→ REQUIRED TASK: Scan the lines below for the string "link" and copy every one that has it.

→ SUPPLIED MATERIAL:
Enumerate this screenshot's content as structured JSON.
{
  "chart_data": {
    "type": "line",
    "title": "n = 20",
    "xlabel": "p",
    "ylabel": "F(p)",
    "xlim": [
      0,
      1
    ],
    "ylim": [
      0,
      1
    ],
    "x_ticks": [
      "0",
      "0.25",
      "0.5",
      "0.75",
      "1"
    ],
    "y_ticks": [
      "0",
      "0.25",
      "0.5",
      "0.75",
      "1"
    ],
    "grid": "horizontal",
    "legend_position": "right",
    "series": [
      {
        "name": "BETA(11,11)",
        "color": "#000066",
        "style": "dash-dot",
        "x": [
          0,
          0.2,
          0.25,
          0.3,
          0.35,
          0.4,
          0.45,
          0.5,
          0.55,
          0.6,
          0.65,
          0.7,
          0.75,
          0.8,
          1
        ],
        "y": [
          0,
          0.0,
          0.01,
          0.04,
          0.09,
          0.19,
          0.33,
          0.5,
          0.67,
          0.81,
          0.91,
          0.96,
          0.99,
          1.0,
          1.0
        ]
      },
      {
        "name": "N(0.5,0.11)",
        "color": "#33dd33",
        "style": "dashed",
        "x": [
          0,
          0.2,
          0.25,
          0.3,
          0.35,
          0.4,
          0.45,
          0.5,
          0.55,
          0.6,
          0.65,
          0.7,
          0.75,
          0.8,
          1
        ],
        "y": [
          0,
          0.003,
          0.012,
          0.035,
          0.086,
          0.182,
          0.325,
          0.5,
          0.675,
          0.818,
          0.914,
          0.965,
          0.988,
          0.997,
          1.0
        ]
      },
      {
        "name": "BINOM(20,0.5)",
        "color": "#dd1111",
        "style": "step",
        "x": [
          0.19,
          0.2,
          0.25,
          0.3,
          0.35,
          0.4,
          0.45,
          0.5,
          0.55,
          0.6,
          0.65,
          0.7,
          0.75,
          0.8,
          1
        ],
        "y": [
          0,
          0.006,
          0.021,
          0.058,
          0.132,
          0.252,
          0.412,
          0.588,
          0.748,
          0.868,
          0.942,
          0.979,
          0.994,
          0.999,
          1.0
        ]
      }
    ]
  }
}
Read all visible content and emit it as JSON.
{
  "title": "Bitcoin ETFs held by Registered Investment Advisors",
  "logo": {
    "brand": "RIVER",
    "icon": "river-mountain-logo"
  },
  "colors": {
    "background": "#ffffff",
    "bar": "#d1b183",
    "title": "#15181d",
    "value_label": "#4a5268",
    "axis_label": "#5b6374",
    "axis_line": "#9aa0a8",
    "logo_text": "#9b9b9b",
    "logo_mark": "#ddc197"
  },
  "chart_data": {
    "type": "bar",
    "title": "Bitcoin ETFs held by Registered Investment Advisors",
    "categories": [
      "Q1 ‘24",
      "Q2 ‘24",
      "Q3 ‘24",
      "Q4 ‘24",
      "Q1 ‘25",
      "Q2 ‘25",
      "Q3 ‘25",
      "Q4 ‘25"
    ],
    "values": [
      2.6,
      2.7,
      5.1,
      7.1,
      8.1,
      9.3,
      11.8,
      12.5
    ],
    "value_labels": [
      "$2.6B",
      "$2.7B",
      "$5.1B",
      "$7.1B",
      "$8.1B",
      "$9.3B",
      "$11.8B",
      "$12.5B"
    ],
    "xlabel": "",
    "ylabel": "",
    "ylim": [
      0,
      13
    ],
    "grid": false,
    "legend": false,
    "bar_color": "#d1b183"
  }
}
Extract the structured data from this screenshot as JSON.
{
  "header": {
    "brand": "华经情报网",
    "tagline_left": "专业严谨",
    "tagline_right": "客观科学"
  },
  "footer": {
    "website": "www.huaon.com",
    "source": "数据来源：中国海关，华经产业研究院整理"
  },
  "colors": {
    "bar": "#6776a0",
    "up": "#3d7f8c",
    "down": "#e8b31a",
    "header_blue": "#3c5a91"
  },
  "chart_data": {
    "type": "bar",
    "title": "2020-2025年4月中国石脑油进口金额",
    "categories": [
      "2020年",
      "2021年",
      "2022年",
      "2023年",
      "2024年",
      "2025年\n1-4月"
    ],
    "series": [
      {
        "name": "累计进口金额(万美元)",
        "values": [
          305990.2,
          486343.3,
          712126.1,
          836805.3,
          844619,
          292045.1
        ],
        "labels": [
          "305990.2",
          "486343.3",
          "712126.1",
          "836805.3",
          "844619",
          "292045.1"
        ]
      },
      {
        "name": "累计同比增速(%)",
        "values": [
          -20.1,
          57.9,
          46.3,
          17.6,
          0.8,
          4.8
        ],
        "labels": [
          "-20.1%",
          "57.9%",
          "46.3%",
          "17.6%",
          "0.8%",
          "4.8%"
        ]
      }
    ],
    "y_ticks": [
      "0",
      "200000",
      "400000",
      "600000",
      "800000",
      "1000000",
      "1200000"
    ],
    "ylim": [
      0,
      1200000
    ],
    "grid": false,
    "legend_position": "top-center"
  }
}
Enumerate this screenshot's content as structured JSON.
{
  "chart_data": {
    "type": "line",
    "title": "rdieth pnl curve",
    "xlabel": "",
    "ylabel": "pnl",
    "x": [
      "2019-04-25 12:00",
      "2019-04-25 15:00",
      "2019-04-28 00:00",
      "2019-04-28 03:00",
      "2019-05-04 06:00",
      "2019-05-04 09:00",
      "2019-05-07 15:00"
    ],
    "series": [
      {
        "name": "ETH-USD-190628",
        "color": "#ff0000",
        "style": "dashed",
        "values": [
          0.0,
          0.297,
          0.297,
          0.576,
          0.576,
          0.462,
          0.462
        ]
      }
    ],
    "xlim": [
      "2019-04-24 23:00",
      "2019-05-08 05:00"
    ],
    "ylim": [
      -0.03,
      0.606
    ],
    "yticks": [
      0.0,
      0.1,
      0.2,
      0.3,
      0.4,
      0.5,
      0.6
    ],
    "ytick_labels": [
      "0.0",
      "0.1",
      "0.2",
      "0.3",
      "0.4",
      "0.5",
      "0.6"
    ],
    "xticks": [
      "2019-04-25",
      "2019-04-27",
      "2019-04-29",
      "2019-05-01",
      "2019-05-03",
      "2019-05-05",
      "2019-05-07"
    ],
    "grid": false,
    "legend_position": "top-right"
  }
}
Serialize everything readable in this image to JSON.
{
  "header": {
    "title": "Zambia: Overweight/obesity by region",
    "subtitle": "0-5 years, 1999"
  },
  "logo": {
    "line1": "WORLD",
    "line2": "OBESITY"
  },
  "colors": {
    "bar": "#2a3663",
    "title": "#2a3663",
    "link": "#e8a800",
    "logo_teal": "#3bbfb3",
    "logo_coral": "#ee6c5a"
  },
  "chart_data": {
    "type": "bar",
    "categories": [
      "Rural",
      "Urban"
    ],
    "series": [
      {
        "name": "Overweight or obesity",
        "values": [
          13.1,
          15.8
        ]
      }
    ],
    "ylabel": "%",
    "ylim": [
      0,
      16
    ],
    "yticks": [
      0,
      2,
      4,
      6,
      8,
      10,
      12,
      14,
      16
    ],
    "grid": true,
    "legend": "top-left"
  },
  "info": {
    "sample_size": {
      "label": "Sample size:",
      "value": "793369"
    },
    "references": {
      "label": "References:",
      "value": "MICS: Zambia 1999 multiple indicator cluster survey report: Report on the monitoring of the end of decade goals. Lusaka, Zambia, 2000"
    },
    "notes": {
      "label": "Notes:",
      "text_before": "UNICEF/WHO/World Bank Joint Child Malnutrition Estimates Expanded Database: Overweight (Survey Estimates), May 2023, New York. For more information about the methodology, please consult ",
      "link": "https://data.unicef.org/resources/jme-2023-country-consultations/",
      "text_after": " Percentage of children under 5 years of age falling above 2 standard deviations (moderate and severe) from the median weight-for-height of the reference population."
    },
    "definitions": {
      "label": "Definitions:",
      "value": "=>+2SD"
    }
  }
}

→ TASK OUTPUT:
    "link": "#e8a800",
      "link": "https://data.unicef.org/resources/jme-2023-country-consultations/",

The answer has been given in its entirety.